■ **What is expected**
Across the entries below, how many lines contain the word "Na₂S₂O₈"? Give the number alone.

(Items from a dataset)

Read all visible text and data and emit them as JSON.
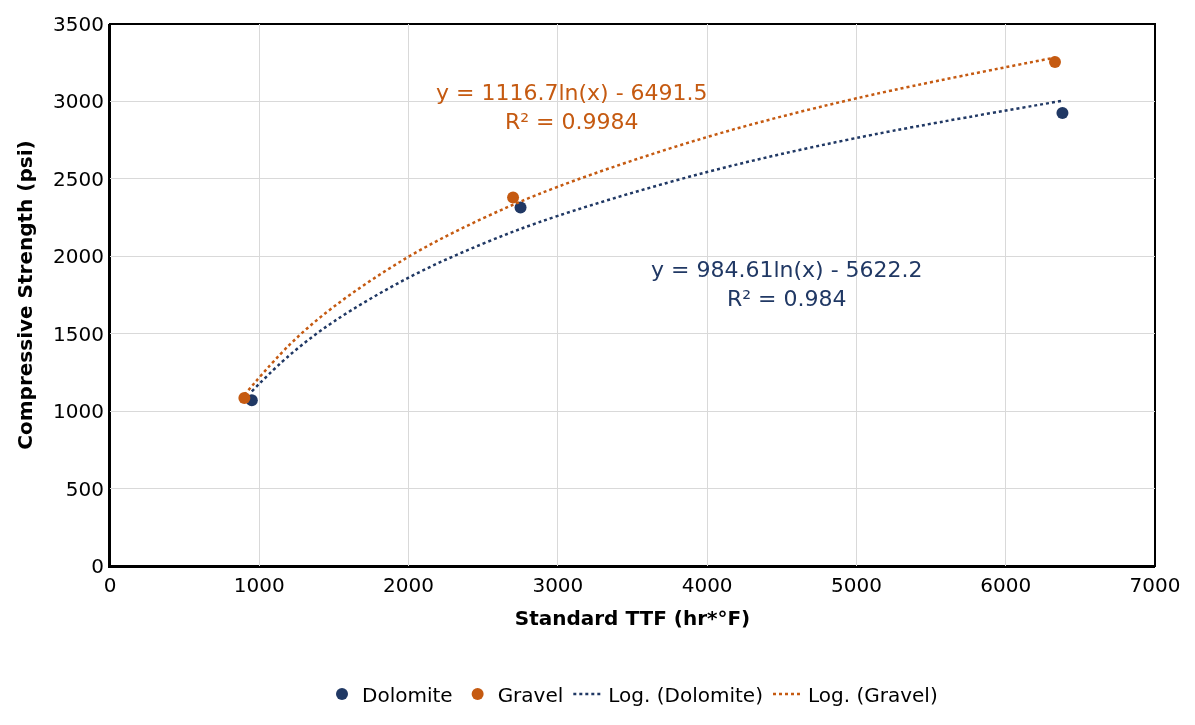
{
  "chart_data": {
    "type": "scatter",
    "xlabel": "Standard TTF (hr*°F)",
    "ylabel": "Compressive Strength (psi)",
    "xlim": [
      0,
      7000
    ],
    "xticks": [
      0,
      1000,
      2000,
      3000,
      4000,
      5000,
      6000,
      7000
    ],
    "ylim": [
      0,
      3500
    ],
    "yticks": [
      0,
      500,
      1000,
      1500,
      2000,
      2500,
      3000,
      3500
    ],
    "grid": true,
    "legend": "bottom",
    "series": [
      {
        "name": "Dolomite",
        "marker": "circle",
        "color": "#203864",
        "x": [
          950,
          2750,
          6380
        ],
        "values": [
          1070,
          2315,
          2925
        ]
      },
      {
        "name": "Gravel",
        "marker": "circle",
        "color": "#c55a11",
        "x": [
          900,
          2700,
          6330
        ],
        "values": [
          1085,
          2380,
          3255
        ]
      },
      {
        "name": "Log. (Dolomite)",
        "type": "line",
        "marker": "none",
        "line_style": "dotted",
        "color": "#203864",
        "x": [
          950,
          1200,
          1500,
          2000,
          2500,
          3000,
          4000,
          5000,
          6380
        ],
        "values": [
          1128,
          1359,
          1579,
          1862,
          2082,
          2261,
          2544,
          2764,
          3004
        ]
      },
      {
        "name": "Log. (Gravel)",
        "type": "line",
        "marker": "none",
        "line_style": "dotted",
        "color": "#c55a11",
        "x": [
          900,
          1200,
          1500,
          2000,
          2500,
          3000,
          4000,
          5000,
          6330
        ],
        "values": [
          1105,
          1426,
          1675,
          1997,
          2246,
          2449,
          2770,
          3020,
          3283
        ]
      }
    ],
    "annotations": [
      "y = 984.61ln(x) - 5622.2\nR² = 0.984",
      "y = 1116.7ln(x) - 6491.5\nR² = 0.9984"
    ]
  }
}
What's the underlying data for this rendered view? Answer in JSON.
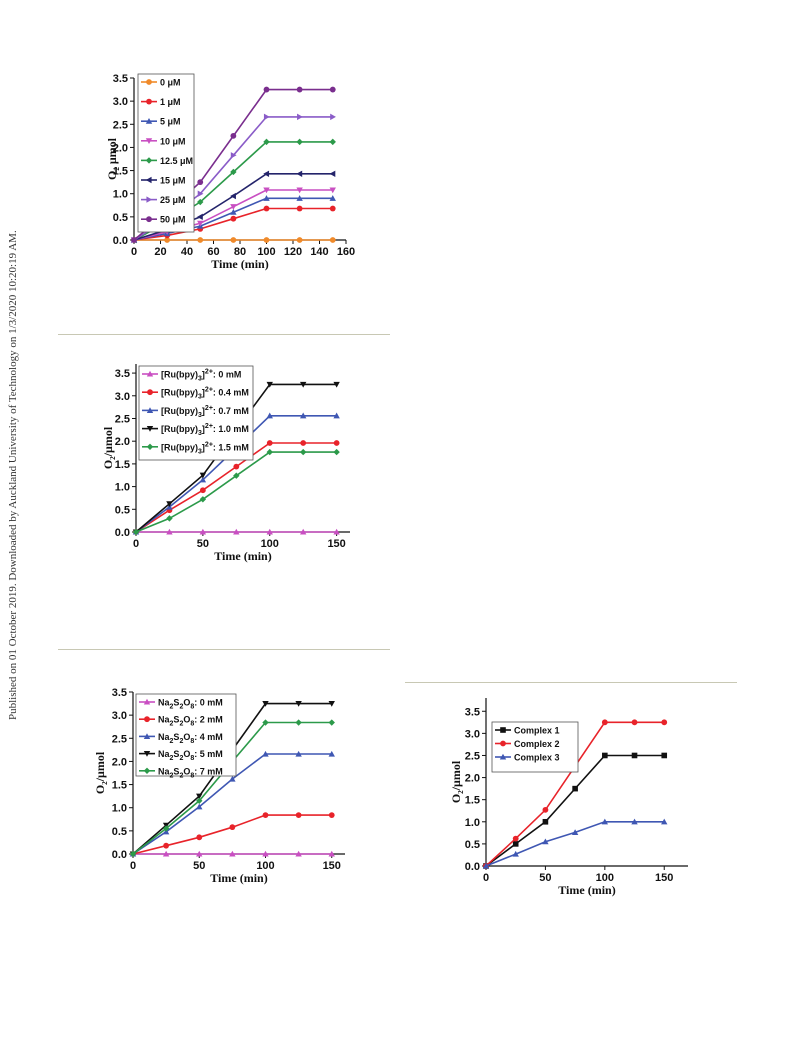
{
  "side_note": "Published on 01 October 2019. Downloaded by Auckland University of Technology on 1/3/2020 10:20:19 AM.",
  "chart_data": [
    {
      "type": "line",
      "xlabel": "Time (min)",
      "ylabel": "O₂ μmol",
      "xlim": [
        0,
        160
      ],
      "ylim": [
        0,
        3.5
      ],
      "xticks": [
        "0",
        "20",
        "40",
        "60",
        "80",
        "100",
        "120",
        "140",
        "160"
      ],
      "yticks": [
        "0.0",
        "0.5",
        "1.0",
        "1.5",
        "2.0",
        "2.5",
        "3.0",
        "3.5"
      ],
      "legend_position": "top-left",
      "x": [
        0,
        25,
        50,
        75,
        100,
        125,
        150
      ],
      "series": [
        {
          "name": "0 μM",
          "color": "#f08a2a",
          "marker": "circle",
          "values": [
            0,
            0,
            0,
            0,
            0,
            0,
            0
          ]
        },
        {
          "name": "1 μM",
          "color": "#e8232a",
          "marker": "circle",
          "values": [
            0,
            0.1,
            0.24,
            0.46,
            0.68,
            0.68,
            0.68
          ]
        },
        {
          "name": "5 μM",
          "color": "#3f57b3",
          "marker": "triangle",
          "values": [
            0,
            0.14,
            0.3,
            0.6,
            0.9,
            0.9,
            0.9
          ]
        },
        {
          "name": "10 μM",
          "color": "#c94fc2",
          "marker": "triangle-down",
          "values": [
            0,
            0.18,
            0.36,
            0.72,
            1.08,
            1.08,
            1.08
          ]
        },
        {
          "name": "12.5 μM",
          "color": "#2c9a4a",
          "marker": "diamond",
          "values": [
            0,
            0.38,
            0.82,
            1.47,
            2.12,
            2.12,
            2.12
          ]
        },
        {
          "name": "15 μM",
          "color": "#24246b",
          "marker": "triangle-left",
          "values": [
            0,
            0.22,
            0.5,
            0.95,
            1.43,
            1.43,
            1.43
          ]
        },
        {
          "name": "25 μM",
          "color": "#8a5cc8",
          "marker": "triangle-right",
          "values": [
            0,
            0.45,
            1.0,
            1.83,
            2.66,
            2.66,
            2.66
          ]
        },
        {
          "name": "50 μM",
          "color": "#7a2e8e",
          "marker": "circle",
          "values": [
            0,
            0.6,
            1.25,
            2.25,
            3.25,
            3.25,
            3.25
          ]
        }
      ]
    },
    {
      "type": "line",
      "xlabel": "Time (min)",
      "ylabel": "O₂/μmol",
      "xlim": [
        0,
        160
      ],
      "ylim": [
        0,
        3.7
      ],
      "xticks": [
        "0",
        "50",
        "100",
        "150"
      ],
      "xtick_values": [
        0,
        50,
        100,
        150
      ],
      "yticks": [
        "0.0",
        "0.5",
        "1.0",
        "1.5",
        "2.0",
        "2.5",
        "3.0",
        "3.5"
      ],
      "legend_position": "top-left",
      "x": [
        0,
        25,
        50,
        75,
        100,
        125,
        150
      ],
      "series": [
        {
          "name": "[Ru(bpy)₃]²⁺: 0 mM",
          "color": "#c94fc2",
          "marker": "triangle",
          "values": [
            0,
            0,
            0,
            0,
            0,
            0,
            0
          ]
        },
        {
          "name": "[Ru(bpy)₃]²⁺: 0.4 mM",
          "color": "#e8232a",
          "marker": "circle",
          "values": [
            0,
            0.48,
            0.92,
            1.44,
            1.96,
            1.96,
            1.96
          ]
        },
        {
          "name": "[Ru(bpy)₃]²⁺: 0.7 mM",
          "color": "#3f57b3",
          "marker": "triangle",
          "values": [
            0,
            0.55,
            1.15,
            1.85,
            2.56,
            2.56,
            2.56
          ]
        },
        {
          "name": "[Ru(bpy)₃]²⁺: 1.0 mM",
          "color": "#111111",
          "marker": "triangle-down",
          "values": [
            0,
            0.62,
            1.25,
            2.25,
            3.25,
            3.25,
            3.25
          ]
        },
        {
          "name": "[Ru(bpy)₃]²⁺: 1.5 mM",
          "color": "#2c9a4a",
          "marker": "diamond",
          "values": [
            0,
            0.3,
            0.72,
            1.24,
            1.76,
            1.76,
            1.76
          ]
        }
      ]
    },
    {
      "type": "line",
      "xlabel": "Time (min)",
      "ylabel": "O₂/μmol",
      "xlim": [
        0,
        160
      ],
      "ylim": [
        0,
        3.5
      ],
      "xticks": [
        "0",
        "50",
        "100",
        "150"
      ],
      "xtick_values": [
        0,
        50,
        100,
        150
      ],
      "yticks": [
        "0.0",
        "0.5",
        "1.0",
        "1.5",
        "2.0",
        "2.5",
        "3.0",
        "3.5"
      ],
      "legend_position": "top-left",
      "x": [
        0,
        25,
        50,
        75,
        100,
        125,
        150
      ],
      "series": [
        {
          "name": "Na₂S₂O₈: 0 mM",
          "color": "#c94fc2",
          "marker": "triangle",
          "values": [
            0,
            0,
            0,
            0,
            0,
            0,
            0
          ]
        },
        {
          "name": "Na₂S₂O₈: 2 mM",
          "color": "#e8232a",
          "marker": "circle",
          "values": [
            0,
            0.18,
            0.36,
            0.58,
            0.84,
            0.84,
            0.84
          ]
        },
        {
          "name": "Na₂S₂O₈: 4 mM",
          "color": "#3f57b3",
          "marker": "triangle",
          "values": [
            0,
            0.48,
            1.02,
            1.62,
            2.16,
            2.16,
            2.16
          ]
        },
        {
          "name": "Na₂S₂O₈: 5 mM",
          "color": "#111111",
          "marker": "triangle-down",
          "values": [
            0,
            0.62,
            1.25,
            2.25,
            3.25,
            3.25,
            3.25
          ]
        },
        {
          "name": "Na₂S₂O₈: 7 mM",
          "color": "#2c9a4a",
          "marker": "diamond",
          "values": [
            0,
            0.55,
            1.15,
            2.0,
            2.84,
            2.84,
            2.84
          ]
        }
      ]
    },
    {
      "type": "line",
      "xlabel": "Time (min)",
      "ylabel": "O₂/μmol",
      "xlim": [
        0,
        170
      ],
      "ylim": [
        0,
        3.8
      ],
      "xticks": [
        "0",
        "50",
        "100",
        "150"
      ],
      "xtick_values": [
        0,
        50,
        100,
        150
      ],
      "yticks": [
        "0.0",
        "0.5",
        "1.0",
        "1.5",
        "2.0",
        "2.5",
        "3.0",
        "3.5"
      ],
      "legend_position": "top-left",
      "x": [
        0,
        25,
        50,
        75,
        100,
        125,
        150
      ],
      "series": [
        {
          "name": "Complex 1",
          "color": "#111111",
          "marker": "square",
          "values": [
            0,
            0.5,
            1.0,
            1.75,
            2.5,
            2.5,
            2.5
          ]
        },
        {
          "name": "Complex 2",
          "color": "#e8232a",
          "marker": "circle",
          "values": [
            0,
            0.62,
            1.27,
            2.26,
            3.25,
            3.25,
            3.25
          ]
        },
        {
          "name": "Complex 3",
          "color": "#3f57b3",
          "marker": "triangle",
          "values": [
            0,
            0.27,
            0.55,
            0.76,
            1.0,
            1.0,
            1.0
          ]
        }
      ]
    }
  ]
}
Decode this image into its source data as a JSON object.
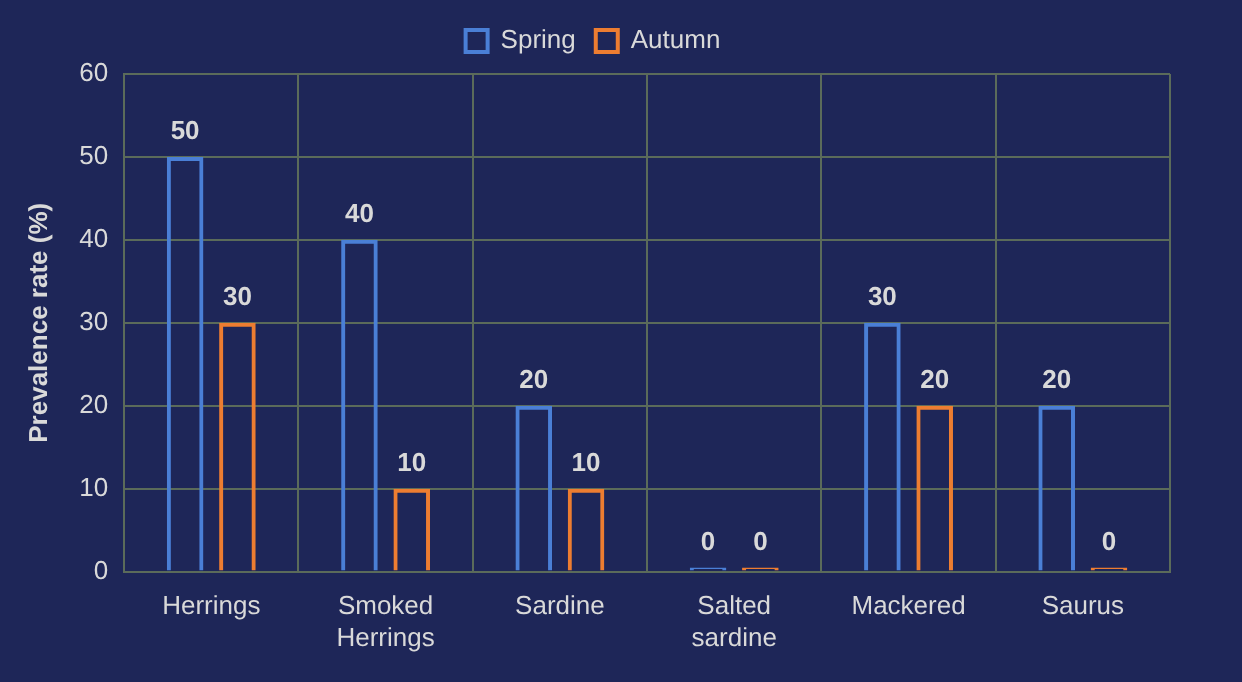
{
  "chart_data": {
    "type": "bar",
    "ylabel": "Prevalence rate (%)",
    "categories": [
      "Herrings",
      "Smoked Herrings",
      "Sardine",
      "Salted sardine",
      "Mackered",
      "Saurus"
    ],
    "series": [
      {
        "name": "Spring",
        "color": "#4a7fd6",
        "values": [
          50,
          40,
          20,
          0,
          30,
          20
        ]
      },
      {
        "name": "Autumn",
        "color": "#ed7d31",
        "values": [
          30,
          10,
          10,
          0,
          20,
          0
        ]
      }
    ],
    "ylim": [
      0,
      60
    ],
    "yticks": [
      0,
      10,
      20,
      30,
      40,
      50,
      60
    ],
    "grid": true,
    "legend": "top",
    "data_labels": true
  }
}
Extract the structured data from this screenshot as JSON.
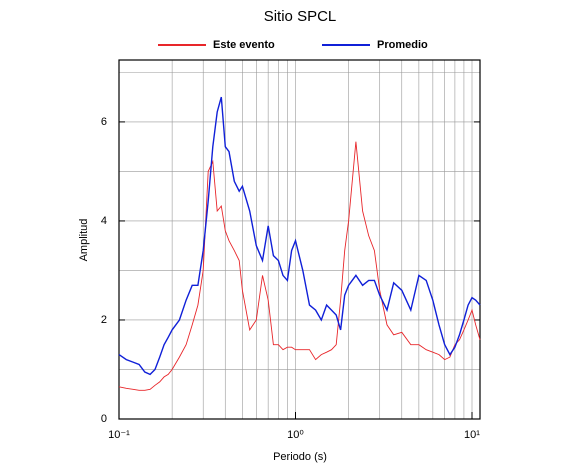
{
  "chart_data": {
    "type": "line",
    "title": "Sitio SPCL",
    "xlabel": "Periodo (s)",
    "ylabel": "Amplitud",
    "x": [
      0.1,
      0.11,
      0.12,
      0.13,
      0.14,
      0.15,
      0.16,
      0.17,
      0.18,
      0.19,
      0.2,
      0.22,
      0.24,
      0.26,
      0.28,
      0.3,
      0.32,
      0.34,
      0.36,
      0.38,
      0.4,
      0.42,
      0.45,
      0.48,
      0.5,
      0.55,
      0.6,
      0.65,
      0.7,
      0.75,
      0.8,
      0.85,
      0.9,
      0.95,
      1.0,
      1.1,
      1.2,
      1.3,
      1.4,
      1.5,
      1.6,
      1.7,
      1.8,
      1.9,
      2.0,
      2.2,
      2.4,
      2.6,
      2.8,
      3.0,
      3.3,
      3.6,
      4.0,
      4.5,
      5.0,
      5.5,
      6.0,
      6.5,
      7.0,
      7.5,
      8.0,
      8.5,
      9.0,
      9.5,
      10,
      10.5,
      11.1
    ],
    "series": [
      {
        "name": "Este evento",
        "color": "#e8262a",
        "values": [
          0.65,
          0.62,
          0.6,
          0.58,
          0.58,
          0.6,
          0.68,
          0.75,
          0.85,
          0.9,
          1.0,
          1.25,
          1.5,
          1.9,
          2.3,
          3.0,
          5.0,
          5.2,
          4.2,
          4.3,
          3.8,
          3.6,
          3.4,
          3.2,
          2.6,
          1.8,
          2.0,
          2.9,
          2.4,
          1.5,
          1.5,
          1.4,
          1.45,
          1.45,
          1.4,
          1.4,
          1.4,
          1.2,
          1.3,
          1.35,
          1.4,
          1.5,
          2.4,
          3.4,
          4.0,
          5.6,
          4.2,
          3.7,
          3.4,
          2.6,
          1.9,
          1.7,
          1.75,
          1.5,
          1.5,
          1.4,
          1.35,
          1.3,
          1.2,
          1.25,
          1.5,
          1.6,
          1.8,
          2.0,
          2.2,
          1.9,
          1.6
        ]
      },
      {
        "name": "Promedio",
        "color": "#1020d8",
        "values": [
          1.3,
          1.2,
          1.15,
          1.1,
          0.95,
          0.9,
          1.0,
          1.25,
          1.5,
          1.65,
          1.8,
          2.0,
          2.4,
          2.7,
          2.7,
          3.4,
          4.4,
          5.5,
          6.2,
          6.5,
          5.5,
          5.4,
          4.8,
          4.6,
          4.7,
          4.2,
          3.5,
          3.2,
          3.9,
          3.3,
          3.2,
          2.9,
          2.8,
          3.4,
          3.6,
          3.0,
          2.3,
          2.2,
          2.0,
          2.3,
          2.2,
          2.1,
          1.8,
          2.5,
          2.7,
          2.9,
          2.7,
          2.8,
          2.8,
          2.5,
          2.2,
          2.75,
          2.6,
          2.2,
          2.9,
          2.8,
          2.4,
          1.9,
          1.5,
          1.3,
          1.45,
          1.7,
          2.0,
          2.3,
          2.45,
          2.4,
          2.3
        ]
      }
    ],
    "xscale": "log",
    "xlim": [
      0.1,
      11.1
    ],
    "xticks": [
      {
        "value": 0.1,
        "label": "10⁻¹"
      },
      {
        "value": 1,
        "label": "10⁰"
      },
      {
        "value": 10,
        "label": "10¹"
      }
    ],
    "xgrid": [
      0.2,
      0.3,
      0.4,
      0.5,
      0.6,
      0.7,
      0.8,
      0.9,
      1,
      2,
      3,
      4,
      5,
      6,
      7,
      8,
      9,
      10
    ],
    "ylim": [
      0,
      7.25
    ],
    "yticks": [
      0,
      2,
      4,
      6
    ],
    "ygrid": [
      1,
      2,
      3,
      4,
      5,
      6,
      7
    ],
    "legend": "top"
  }
}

■ **Answer to the exercise**
5